The request: What is the number of lines in these entries that include "this"? Write that number and no other text.

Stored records
+-------+
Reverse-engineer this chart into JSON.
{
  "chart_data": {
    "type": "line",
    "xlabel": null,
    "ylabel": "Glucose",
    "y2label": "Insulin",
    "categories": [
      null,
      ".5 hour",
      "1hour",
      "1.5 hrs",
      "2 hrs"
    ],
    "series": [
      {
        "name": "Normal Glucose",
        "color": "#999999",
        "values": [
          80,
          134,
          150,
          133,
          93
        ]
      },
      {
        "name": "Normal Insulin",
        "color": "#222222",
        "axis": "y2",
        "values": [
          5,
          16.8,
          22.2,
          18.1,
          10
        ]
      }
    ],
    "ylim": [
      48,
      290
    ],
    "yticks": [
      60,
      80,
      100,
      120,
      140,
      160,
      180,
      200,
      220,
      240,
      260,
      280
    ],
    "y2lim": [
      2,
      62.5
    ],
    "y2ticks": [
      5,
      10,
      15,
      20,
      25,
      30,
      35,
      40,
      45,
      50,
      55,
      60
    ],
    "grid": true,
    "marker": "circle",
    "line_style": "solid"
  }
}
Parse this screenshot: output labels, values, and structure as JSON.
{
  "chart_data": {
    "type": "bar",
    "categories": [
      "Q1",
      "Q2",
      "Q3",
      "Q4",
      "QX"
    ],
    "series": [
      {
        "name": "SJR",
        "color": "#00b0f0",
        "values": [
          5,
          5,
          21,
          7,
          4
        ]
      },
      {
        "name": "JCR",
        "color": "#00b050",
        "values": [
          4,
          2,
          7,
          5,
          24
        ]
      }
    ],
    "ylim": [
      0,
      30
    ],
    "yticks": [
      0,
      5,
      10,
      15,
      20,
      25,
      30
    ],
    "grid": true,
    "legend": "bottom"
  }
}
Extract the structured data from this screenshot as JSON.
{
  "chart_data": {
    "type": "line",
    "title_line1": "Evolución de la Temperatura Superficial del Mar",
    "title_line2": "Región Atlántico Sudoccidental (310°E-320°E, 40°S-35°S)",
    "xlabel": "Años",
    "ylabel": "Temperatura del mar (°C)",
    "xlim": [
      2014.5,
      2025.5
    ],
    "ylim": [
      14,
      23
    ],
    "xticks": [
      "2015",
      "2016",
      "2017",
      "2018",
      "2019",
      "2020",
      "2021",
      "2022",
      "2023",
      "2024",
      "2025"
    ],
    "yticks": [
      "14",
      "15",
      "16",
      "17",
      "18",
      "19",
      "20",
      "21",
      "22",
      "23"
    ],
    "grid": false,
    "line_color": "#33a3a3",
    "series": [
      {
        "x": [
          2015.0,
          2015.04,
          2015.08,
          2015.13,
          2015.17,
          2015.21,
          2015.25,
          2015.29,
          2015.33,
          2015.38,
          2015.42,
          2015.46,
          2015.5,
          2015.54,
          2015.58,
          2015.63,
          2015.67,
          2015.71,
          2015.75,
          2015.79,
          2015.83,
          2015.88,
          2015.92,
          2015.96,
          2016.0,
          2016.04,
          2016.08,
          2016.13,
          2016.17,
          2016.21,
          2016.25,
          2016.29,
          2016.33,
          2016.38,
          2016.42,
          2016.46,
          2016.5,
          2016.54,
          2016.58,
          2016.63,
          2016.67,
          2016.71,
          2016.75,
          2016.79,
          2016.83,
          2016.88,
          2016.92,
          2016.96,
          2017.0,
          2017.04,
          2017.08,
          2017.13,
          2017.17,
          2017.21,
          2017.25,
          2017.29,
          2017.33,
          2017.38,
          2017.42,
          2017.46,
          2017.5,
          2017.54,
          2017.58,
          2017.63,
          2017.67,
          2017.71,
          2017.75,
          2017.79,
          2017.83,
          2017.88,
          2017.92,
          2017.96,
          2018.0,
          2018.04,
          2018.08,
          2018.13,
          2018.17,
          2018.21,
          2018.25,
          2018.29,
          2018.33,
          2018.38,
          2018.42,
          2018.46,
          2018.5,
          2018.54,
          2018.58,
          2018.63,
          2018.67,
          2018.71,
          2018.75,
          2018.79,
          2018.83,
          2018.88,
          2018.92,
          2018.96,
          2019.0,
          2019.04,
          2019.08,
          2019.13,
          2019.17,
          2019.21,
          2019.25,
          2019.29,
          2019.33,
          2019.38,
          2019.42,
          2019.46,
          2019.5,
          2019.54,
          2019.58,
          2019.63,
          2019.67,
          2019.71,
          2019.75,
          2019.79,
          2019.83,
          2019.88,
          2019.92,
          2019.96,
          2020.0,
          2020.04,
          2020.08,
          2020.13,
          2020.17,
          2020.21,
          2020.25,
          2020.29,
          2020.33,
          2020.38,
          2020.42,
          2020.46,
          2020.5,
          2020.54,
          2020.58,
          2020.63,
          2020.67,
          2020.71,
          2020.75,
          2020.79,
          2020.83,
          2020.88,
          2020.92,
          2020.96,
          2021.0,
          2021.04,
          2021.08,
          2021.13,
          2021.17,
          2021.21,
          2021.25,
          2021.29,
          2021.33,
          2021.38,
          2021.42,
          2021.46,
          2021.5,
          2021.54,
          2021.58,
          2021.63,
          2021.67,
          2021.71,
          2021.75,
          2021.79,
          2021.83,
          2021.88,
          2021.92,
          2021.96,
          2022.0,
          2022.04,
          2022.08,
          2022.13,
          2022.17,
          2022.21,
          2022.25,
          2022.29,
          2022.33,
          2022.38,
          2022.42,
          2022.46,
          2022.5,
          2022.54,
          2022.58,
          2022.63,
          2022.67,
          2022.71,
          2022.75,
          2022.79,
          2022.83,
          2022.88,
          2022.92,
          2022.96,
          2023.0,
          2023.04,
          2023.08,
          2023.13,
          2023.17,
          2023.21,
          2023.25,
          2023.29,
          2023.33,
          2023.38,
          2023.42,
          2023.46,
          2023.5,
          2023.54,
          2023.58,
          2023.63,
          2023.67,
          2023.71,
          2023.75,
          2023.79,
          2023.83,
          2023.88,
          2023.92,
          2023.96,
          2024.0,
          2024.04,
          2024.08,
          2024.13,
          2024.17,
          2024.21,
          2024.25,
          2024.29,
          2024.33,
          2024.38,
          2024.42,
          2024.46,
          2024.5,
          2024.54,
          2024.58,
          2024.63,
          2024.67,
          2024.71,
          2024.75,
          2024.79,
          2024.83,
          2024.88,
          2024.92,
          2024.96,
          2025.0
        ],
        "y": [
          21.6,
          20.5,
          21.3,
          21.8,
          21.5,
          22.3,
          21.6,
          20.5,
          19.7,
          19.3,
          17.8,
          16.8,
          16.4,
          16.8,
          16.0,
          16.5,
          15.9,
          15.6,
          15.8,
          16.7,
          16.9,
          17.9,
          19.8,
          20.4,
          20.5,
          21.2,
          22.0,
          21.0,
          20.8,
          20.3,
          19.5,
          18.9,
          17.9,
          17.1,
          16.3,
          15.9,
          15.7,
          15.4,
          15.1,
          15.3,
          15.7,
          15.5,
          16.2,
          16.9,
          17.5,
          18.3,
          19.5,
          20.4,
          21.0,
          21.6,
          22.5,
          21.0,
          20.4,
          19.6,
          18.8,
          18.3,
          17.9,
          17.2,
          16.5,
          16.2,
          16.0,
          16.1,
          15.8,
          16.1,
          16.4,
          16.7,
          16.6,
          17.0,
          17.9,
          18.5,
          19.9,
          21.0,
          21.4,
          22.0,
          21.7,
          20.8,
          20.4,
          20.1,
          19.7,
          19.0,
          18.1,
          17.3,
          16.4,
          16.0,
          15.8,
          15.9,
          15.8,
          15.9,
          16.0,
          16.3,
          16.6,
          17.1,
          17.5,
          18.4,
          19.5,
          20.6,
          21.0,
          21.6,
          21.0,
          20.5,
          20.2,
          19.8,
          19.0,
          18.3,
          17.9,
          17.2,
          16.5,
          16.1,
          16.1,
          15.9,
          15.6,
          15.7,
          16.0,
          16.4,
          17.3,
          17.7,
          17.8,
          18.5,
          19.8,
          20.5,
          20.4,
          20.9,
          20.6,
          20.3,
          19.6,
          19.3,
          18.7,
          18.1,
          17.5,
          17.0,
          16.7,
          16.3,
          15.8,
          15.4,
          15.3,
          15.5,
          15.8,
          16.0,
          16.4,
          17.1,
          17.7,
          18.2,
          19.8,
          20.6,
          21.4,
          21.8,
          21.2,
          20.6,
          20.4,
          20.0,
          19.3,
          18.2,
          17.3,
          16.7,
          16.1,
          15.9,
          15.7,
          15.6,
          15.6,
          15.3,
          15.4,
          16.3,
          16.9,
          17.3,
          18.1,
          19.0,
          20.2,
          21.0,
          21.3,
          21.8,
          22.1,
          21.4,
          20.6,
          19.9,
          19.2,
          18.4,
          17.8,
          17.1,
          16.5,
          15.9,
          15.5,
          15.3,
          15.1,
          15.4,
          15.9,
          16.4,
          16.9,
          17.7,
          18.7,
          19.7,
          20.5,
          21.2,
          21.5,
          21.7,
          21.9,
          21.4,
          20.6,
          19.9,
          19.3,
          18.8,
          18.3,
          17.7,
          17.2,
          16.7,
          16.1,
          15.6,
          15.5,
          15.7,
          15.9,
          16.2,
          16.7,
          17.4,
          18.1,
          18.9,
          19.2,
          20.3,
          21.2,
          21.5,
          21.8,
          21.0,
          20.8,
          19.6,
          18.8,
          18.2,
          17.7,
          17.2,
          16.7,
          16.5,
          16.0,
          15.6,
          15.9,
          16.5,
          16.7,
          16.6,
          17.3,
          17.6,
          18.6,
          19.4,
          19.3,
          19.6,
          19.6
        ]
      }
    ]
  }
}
+-------+
Answer in full: 3